Entries with figure data:

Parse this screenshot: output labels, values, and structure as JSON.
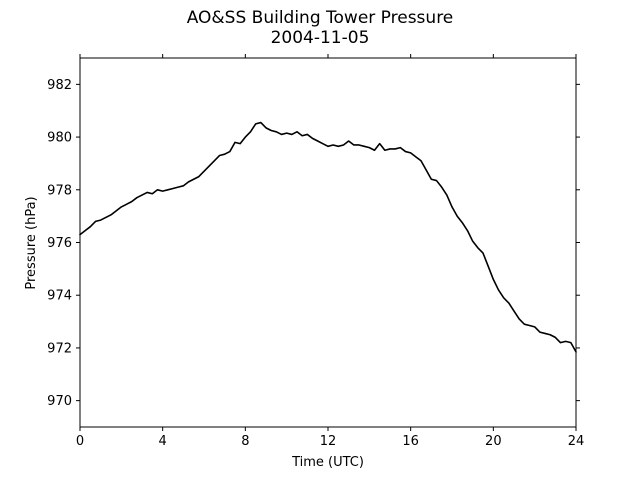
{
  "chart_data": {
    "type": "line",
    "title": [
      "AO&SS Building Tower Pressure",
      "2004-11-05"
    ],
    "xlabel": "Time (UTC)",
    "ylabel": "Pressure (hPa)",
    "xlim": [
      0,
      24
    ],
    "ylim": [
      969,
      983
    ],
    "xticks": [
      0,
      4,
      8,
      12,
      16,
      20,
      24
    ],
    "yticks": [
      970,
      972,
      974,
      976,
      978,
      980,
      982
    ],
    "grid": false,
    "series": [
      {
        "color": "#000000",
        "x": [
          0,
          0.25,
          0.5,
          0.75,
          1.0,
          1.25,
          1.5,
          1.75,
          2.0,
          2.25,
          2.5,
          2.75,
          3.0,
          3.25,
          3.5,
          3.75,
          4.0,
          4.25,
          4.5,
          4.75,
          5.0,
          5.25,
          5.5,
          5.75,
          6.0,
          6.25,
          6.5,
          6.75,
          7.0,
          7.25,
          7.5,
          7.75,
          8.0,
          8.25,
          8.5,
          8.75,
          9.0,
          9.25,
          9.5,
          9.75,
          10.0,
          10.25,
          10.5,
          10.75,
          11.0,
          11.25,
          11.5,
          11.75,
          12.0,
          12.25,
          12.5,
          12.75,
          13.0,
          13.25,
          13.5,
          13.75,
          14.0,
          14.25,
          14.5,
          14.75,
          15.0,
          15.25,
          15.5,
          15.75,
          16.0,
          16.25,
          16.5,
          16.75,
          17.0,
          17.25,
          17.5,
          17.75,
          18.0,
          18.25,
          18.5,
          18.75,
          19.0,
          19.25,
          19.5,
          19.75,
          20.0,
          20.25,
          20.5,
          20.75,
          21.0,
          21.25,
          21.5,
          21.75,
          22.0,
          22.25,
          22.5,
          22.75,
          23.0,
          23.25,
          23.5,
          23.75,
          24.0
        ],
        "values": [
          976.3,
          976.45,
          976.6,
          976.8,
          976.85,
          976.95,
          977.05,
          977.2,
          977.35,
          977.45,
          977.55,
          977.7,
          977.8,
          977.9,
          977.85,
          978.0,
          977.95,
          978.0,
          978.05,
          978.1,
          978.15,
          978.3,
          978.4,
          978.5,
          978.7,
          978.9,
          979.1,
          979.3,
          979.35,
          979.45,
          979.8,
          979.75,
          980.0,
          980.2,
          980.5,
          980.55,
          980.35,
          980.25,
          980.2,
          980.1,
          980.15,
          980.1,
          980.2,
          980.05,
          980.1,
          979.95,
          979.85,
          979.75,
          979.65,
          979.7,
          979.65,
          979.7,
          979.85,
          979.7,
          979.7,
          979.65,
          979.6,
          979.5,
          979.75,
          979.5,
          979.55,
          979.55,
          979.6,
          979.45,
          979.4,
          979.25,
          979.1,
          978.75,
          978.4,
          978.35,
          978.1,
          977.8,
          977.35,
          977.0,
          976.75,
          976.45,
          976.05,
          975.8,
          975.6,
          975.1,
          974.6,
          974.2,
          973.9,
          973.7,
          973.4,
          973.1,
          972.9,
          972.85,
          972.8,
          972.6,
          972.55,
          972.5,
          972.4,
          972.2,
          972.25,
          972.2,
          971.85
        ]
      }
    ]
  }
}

## PROBLEM:
Quote the material in full and exactly; do not carry over its pictures.

## TASK RESULT:
Parse this screenshot: output labels, values, and structure as JSON.
{
  "chart_data": {
    "type": "line",
    "title": [
      "AO&SS Building Tower Pressure",
      "2004-11-05"
    ],
    "xlabel": "Time (UTC)",
    "ylabel": "Pressure (hPa)",
    "xlim": [
      0,
      24
    ],
    "ylim": [
      969,
      983
    ],
    "xticks": [
      0,
      4,
      8,
      12,
      16,
      20,
      24
    ],
    "yticks": [
      970,
      972,
      974,
      976,
      978,
      980,
      982
    ],
    "grid": false,
    "series": [
      {
        "color": "#000000",
        "x": [
          0,
          0.25,
          0.5,
          0.75,
          1.0,
          1.25,
          1.5,
          1.75,
          2.0,
          2.25,
          2.5,
          2.75,
          3.0,
          3.25,
          3.5,
          3.75,
          4.0,
          4.25,
          4.5,
          4.75,
          5.0,
          5.25,
          5.5,
          5.75,
          6.0,
          6.25,
          6.5,
          6.75,
          7.0,
          7.25,
          7.5,
          7.75,
          8.0,
          8.25,
          8.5,
          8.75,
          9.0,
          9.25,
          9.5,
          9.75,
          10.0,
          10.25,
          10.5,
          10.75,
          11.0,
          11.25,
          11.5,
          11.75,
          12.0,
          12.25,
          12.5,
          12.75,
          13.0,
          13.25,
          13.5,
          13.75,
          14.0,
          14.25,
          14.5,
          14.75,
          15.0,
          15.25,
          15.5,
          15.75,
          16.0,
          16.25,
          16.5,
          16.75,
          17.0,
          17.25,
          17.5,
          17.75,
          18.0,
          18.25,
          18.5,
          18.75,
          19.0,
          19.25,
          19.5,
          19.75,
          20.0,
          20.25,
          20.5,
          20.75,
          21.0,
          21.25,
          21.5,
          21.75,
          22.0,
          22.25,
          22.5,
          22.75,
          23.0,
          23.25,
          23.5,
          23.75,
          24.0
        ],
        "values": [
          976.3,
          976.45,
          976.6,
          976.8,
          976.85,
          976.95,
          977.05,
          977.2,
          977.35,
          977.45,
          977.55,
          977.7,
          977.8,
          977.9,
          977.85,
          978.0,
          977.95,
          978.0,
          978.05,
          978.1,
          978.15,
          978.3,
          978.4,
          978.5,
          978.7,
          978.9,
          979.1,
          979.3,
          979.35,
          979.45,
          979.8,
          979.75,
          980.0,
          980.2,
          980.5,
          980.55,
          980.35,
          980.25,
          980.2,
          980.1,
          980.15,
          980.1,
          980.2,
          980.05,
          980.1,
          979.95,
          979.85,
          979.75,
          979.65,
          979.7,
          979.65,
          979.7,
          979.85,
          979.7,
          979.7,
          979.65,
          979.6,
          979.5,
          979.75,
          979.5,
          979.55,
          979.55,
          979.6,
          979.45,
          979.4,
          979.25,
          979.1,
          978.75,
          978.4,
          978.35,
          978.1,
          977.8,
          977.35,
          977.0,
          976.75,
          976.45,
          976.05,
          975.8,
          975.6,
          975.1,
          974.6,
          974.2,
          973.9,
          973.7,
          973.4,
          973.1,
          972.9,
          972.85,
          972.8,
          972.6,
          972.55,
          972.5,
          972.4,
          972.2,
          972.25,
          972.2,
          971.85
        ]
      }
    ]
  }
}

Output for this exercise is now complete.